## EXTRAIT FOURNI

------------------------------------

D’ailleurs, la révolution punk a été parfaitement résumée en une seule image-choc, celle de Jamie Read. On pourrait presque dire que, sans elle, peut-être le punk n’aurait pas connu un tel retentissement ?
C’est possible. C’est une image qui résume parfaitement son époque, tout comme la pochette de Sergent Pepper’s. Mais il y a d’autres images de cette même époque, sans doute moins connues, mais qui résument, qui expriment, elles aussi parfaitement la fin des années 70. C’est une image injurieuse, blasphématoire, mais qui comporte moins de puissance que certains travaux situationnistes, ou même certains travaux pop art, comme la Marilyn de Warhol, ou pourquoi pas les « spot paintings » de Damien Hirst.

Vous êtes aussi plus communicateurs qu’artistes ? Est-ce à dire que vous considérez le design graphique comme une forme de « low-art » ? Le statut d’artiste vous importe-t-il ?
C’est toujours la même question, à savoir si le design est une forme d’art ou pas. Naturellement, je dirais que nous sommes plutôt des artistes, mais je garderais quand même une certaine distance vis-à-vis de cette affirmation. On peut considérer les graphistes comme des artistes commerciaux. Mais si l’on considère des artistes comme Damien Hirst, qui m’intéresse beaucoup, et ses méthodes de travail, on peut se demander s’il n’est pas lui-même beaucoup plus commercial que nous. La plupart des graphistes se voient plus souvent comme des auteurs, des passeurs, des gens qui tentent d’explorer certains domaines d’une façon artistique, ce qui est pour eux une manière de se libérer des contraintes commerciales. Damien Hirst répond à la commande pour des « spots paintings » par exemple. Ce n’est pas un jugement de valeur mais juste une observation. Les limites entre l’art et le design disparaissent aisément si vous le voulez. Mais il est vrai aussi que beaucoup de gens essayent de maintenir de façon très claire ces divisions. Si nous présentons une exposition, il n’y a pas de problèmes si le public y perçoit une expo d’artistes ou une simple présentation d’art graphique.

Après l’expérience du jeu vidéo « Wipeout », avez-vous envie de continuer à travailler dans de domaine ?

------------------------------------

D'après l'entretien sur le design graphique, pourquoi la personne interrogée se demande-t-elle si Damien Hirst n'est pas plus commercial que son propre groupe ? Répondez en une à trois phrases. Vous n'avez pas besoin des enregistrements.

------------------------------------

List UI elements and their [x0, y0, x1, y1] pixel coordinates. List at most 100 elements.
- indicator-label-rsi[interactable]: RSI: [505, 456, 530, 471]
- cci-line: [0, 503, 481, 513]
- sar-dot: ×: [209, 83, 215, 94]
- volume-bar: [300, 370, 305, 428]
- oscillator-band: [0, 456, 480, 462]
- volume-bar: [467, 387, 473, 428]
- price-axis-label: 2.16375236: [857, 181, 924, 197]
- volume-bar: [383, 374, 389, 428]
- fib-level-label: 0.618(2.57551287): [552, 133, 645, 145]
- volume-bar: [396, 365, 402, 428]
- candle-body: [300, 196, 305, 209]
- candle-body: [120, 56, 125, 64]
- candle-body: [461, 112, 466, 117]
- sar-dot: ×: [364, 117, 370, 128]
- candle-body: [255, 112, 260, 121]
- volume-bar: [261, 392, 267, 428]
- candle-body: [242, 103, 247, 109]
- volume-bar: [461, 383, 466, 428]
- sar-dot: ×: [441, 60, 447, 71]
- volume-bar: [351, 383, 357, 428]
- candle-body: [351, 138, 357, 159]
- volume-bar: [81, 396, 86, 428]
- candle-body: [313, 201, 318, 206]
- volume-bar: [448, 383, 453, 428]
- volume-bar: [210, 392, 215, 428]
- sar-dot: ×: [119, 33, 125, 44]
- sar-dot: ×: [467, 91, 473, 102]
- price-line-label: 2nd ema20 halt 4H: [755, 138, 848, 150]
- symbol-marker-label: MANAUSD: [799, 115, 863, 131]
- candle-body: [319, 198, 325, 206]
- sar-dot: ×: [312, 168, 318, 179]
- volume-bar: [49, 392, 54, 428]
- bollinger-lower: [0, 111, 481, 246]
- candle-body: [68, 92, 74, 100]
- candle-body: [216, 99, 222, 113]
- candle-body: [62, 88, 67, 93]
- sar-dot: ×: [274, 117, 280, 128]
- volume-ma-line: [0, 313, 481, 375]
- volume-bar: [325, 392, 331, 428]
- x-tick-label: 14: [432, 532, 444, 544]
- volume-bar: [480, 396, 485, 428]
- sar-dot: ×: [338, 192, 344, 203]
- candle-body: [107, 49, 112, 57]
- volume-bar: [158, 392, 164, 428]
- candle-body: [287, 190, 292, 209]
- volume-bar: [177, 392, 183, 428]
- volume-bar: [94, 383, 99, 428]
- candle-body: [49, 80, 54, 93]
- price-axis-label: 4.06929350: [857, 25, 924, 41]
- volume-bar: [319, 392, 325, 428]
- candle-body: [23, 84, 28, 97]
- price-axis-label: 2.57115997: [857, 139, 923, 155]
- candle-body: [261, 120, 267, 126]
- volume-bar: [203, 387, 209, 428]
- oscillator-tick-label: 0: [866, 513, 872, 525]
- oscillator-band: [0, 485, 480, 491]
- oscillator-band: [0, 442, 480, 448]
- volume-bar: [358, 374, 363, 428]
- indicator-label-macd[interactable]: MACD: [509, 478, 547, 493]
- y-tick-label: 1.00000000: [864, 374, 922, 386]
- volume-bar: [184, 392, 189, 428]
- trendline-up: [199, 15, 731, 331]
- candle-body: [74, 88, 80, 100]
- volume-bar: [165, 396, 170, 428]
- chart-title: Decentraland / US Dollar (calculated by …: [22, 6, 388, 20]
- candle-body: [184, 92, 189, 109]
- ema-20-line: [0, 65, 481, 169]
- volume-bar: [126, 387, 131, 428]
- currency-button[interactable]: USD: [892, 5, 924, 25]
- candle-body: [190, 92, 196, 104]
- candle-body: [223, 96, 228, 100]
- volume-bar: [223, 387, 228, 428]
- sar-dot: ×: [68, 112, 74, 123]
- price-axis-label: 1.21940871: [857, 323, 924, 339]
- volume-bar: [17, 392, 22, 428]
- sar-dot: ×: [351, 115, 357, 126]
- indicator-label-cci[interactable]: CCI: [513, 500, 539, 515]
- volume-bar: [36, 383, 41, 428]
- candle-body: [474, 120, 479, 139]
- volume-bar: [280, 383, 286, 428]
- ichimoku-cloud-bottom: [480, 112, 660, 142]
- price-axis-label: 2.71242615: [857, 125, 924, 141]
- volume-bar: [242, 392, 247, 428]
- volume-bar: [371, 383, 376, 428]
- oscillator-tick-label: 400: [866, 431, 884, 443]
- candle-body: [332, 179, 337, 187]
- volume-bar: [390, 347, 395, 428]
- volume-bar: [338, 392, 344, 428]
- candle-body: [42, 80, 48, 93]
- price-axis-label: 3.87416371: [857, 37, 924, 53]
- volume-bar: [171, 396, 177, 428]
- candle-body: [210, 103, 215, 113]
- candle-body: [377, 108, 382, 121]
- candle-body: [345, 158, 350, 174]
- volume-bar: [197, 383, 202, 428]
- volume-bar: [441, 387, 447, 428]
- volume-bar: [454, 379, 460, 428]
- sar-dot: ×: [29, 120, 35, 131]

------------------------------------

## RÉPONSE PROPOSÉE
Damien Hirst répond à la commande, par exemple pour des « spots paintings ». La personne interrogée précise qu'il ne s'agit pas d'un jugement de valeur, mais d'une simple observation.